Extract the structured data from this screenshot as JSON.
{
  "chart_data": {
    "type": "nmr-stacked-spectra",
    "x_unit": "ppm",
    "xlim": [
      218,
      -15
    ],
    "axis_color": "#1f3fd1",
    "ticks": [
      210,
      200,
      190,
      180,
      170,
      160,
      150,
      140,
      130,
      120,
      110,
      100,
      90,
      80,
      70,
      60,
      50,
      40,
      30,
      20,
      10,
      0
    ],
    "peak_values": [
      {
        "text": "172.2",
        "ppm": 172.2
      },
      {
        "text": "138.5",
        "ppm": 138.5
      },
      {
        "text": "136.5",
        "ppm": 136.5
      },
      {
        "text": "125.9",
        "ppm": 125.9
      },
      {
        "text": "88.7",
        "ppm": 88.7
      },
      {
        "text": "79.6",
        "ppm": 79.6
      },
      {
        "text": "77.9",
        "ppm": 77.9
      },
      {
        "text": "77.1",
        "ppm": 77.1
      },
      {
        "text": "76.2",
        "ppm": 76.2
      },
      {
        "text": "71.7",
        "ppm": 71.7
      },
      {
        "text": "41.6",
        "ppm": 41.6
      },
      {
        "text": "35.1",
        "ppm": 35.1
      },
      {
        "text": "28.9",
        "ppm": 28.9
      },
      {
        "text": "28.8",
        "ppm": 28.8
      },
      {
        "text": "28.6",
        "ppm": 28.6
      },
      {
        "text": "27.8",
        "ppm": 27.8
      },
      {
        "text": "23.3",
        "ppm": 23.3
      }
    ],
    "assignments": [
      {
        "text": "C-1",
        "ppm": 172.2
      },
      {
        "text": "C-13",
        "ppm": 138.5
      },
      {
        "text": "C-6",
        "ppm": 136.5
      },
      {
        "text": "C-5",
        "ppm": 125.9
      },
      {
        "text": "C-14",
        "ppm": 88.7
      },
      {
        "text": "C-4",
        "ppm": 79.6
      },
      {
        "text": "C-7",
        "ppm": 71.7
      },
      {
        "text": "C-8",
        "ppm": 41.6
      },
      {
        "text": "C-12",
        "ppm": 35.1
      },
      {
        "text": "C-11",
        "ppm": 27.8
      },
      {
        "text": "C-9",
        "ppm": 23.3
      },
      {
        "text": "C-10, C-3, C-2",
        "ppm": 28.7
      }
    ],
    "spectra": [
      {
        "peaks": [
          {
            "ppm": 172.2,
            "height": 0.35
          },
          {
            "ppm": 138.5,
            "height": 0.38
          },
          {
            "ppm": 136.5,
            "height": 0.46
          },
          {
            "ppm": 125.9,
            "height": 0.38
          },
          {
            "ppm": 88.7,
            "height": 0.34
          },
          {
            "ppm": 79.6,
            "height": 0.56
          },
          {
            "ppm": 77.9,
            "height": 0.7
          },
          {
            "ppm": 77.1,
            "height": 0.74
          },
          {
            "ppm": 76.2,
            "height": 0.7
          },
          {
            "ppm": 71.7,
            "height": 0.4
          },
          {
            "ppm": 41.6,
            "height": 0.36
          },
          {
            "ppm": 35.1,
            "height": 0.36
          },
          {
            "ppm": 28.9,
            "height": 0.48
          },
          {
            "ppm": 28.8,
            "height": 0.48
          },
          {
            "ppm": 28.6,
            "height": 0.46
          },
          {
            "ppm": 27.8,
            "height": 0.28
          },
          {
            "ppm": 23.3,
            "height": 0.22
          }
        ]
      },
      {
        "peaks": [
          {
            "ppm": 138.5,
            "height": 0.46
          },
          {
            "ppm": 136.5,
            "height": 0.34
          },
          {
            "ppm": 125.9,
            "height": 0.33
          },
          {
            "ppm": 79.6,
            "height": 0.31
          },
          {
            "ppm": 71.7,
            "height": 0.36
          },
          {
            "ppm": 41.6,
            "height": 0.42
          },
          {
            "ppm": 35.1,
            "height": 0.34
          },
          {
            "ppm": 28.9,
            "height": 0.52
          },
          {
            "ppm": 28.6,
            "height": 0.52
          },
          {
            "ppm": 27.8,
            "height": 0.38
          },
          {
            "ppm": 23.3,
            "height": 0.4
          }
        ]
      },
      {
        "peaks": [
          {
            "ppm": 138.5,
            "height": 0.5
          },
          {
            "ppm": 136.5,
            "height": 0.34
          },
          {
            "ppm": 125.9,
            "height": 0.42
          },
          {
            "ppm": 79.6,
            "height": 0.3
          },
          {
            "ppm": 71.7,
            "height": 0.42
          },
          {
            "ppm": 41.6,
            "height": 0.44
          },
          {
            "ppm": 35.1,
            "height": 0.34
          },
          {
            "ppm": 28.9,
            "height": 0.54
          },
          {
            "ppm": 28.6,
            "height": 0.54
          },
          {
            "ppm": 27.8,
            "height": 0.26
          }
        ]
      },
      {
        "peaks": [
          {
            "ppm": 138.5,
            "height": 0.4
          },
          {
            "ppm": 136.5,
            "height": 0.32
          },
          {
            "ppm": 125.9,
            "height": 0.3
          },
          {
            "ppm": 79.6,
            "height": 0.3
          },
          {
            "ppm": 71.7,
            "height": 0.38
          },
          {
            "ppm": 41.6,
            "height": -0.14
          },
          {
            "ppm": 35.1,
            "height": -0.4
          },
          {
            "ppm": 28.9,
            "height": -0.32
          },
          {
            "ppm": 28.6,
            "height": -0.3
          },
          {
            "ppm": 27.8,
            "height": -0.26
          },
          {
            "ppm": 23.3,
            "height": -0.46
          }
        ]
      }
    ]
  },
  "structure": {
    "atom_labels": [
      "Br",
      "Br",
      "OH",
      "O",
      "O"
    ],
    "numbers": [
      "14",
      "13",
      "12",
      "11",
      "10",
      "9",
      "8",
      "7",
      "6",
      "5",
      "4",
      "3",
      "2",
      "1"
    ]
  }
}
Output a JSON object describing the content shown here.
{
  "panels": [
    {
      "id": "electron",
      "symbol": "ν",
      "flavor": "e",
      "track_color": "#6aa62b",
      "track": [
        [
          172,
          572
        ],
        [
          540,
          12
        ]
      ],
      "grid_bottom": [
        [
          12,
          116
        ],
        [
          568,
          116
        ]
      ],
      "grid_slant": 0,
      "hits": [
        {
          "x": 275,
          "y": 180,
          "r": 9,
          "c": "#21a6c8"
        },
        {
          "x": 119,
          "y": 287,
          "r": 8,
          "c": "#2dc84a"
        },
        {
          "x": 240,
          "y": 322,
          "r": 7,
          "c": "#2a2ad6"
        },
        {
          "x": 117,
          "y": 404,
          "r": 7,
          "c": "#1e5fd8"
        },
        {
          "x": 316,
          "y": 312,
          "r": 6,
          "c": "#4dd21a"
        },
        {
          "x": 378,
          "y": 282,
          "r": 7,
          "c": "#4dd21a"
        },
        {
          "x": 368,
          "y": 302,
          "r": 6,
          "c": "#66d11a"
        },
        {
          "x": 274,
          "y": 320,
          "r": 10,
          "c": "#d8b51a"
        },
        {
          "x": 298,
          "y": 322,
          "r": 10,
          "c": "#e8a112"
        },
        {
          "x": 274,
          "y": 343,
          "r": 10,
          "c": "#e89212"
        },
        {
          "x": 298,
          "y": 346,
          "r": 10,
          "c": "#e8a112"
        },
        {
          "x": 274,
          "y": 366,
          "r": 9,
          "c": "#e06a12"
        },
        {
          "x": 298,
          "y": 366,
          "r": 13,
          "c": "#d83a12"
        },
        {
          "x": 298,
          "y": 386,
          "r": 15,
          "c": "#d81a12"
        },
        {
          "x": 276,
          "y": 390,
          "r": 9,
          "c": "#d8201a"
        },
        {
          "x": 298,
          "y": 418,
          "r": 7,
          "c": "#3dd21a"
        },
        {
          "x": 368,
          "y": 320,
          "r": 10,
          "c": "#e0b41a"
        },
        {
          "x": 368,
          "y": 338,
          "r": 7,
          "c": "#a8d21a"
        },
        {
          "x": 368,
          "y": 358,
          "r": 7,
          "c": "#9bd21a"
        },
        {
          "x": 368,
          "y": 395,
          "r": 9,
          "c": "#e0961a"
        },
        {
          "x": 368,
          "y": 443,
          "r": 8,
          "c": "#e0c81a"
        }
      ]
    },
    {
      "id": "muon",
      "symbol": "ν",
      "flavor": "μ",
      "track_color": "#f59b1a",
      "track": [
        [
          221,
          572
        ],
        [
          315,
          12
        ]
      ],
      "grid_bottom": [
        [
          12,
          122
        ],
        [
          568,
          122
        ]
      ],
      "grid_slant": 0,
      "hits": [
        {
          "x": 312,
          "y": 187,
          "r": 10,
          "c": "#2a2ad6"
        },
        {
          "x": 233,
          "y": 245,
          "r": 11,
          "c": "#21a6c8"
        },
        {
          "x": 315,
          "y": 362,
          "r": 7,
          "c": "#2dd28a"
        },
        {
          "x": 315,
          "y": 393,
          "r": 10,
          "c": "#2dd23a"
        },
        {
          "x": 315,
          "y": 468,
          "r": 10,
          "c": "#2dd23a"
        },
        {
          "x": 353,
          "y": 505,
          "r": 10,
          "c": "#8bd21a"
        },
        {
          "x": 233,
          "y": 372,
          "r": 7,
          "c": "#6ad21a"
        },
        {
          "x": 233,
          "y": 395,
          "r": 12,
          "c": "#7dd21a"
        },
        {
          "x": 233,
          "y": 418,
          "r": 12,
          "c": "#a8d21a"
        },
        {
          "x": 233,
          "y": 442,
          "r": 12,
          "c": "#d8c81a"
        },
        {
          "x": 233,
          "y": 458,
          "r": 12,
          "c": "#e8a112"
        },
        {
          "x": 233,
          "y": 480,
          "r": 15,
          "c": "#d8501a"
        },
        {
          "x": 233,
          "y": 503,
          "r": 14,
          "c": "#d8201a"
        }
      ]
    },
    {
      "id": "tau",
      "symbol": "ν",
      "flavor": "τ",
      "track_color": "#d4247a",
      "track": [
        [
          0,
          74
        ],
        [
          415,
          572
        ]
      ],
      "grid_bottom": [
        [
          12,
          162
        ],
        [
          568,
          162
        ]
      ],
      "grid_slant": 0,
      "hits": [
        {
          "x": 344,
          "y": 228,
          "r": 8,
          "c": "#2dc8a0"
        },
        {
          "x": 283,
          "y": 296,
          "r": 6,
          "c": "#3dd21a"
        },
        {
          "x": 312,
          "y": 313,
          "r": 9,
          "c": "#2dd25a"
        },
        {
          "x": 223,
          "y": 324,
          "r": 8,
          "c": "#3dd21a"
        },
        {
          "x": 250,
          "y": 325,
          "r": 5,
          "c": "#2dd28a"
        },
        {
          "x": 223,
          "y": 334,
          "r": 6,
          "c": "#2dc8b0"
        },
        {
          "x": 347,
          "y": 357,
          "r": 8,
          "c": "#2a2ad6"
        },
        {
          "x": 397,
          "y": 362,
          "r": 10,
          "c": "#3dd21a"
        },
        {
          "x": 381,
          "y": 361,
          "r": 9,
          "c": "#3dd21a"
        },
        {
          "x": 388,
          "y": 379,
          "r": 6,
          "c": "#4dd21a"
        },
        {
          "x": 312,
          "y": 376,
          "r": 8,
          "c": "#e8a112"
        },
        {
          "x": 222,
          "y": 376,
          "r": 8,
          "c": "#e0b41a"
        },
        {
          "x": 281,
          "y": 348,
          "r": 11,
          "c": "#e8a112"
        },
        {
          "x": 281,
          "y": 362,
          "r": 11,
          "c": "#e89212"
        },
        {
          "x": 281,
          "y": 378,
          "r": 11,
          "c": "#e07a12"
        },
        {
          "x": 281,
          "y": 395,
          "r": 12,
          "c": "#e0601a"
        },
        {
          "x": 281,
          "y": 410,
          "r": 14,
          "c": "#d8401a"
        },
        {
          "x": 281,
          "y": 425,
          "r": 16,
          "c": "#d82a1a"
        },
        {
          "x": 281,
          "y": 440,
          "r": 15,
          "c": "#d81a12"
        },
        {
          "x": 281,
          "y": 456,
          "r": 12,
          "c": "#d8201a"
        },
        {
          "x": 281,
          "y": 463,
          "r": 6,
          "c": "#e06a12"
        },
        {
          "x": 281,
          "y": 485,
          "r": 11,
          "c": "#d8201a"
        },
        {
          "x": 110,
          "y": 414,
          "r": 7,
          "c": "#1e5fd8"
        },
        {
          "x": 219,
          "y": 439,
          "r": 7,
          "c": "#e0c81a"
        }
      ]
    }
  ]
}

* Instructions for the task:
Scan the records for the string "JSON". Copy each line in which it appears.

* Worked solution:
Extract the structured data from this screenshot as JSON.
Output a JSON object describing the content shown here.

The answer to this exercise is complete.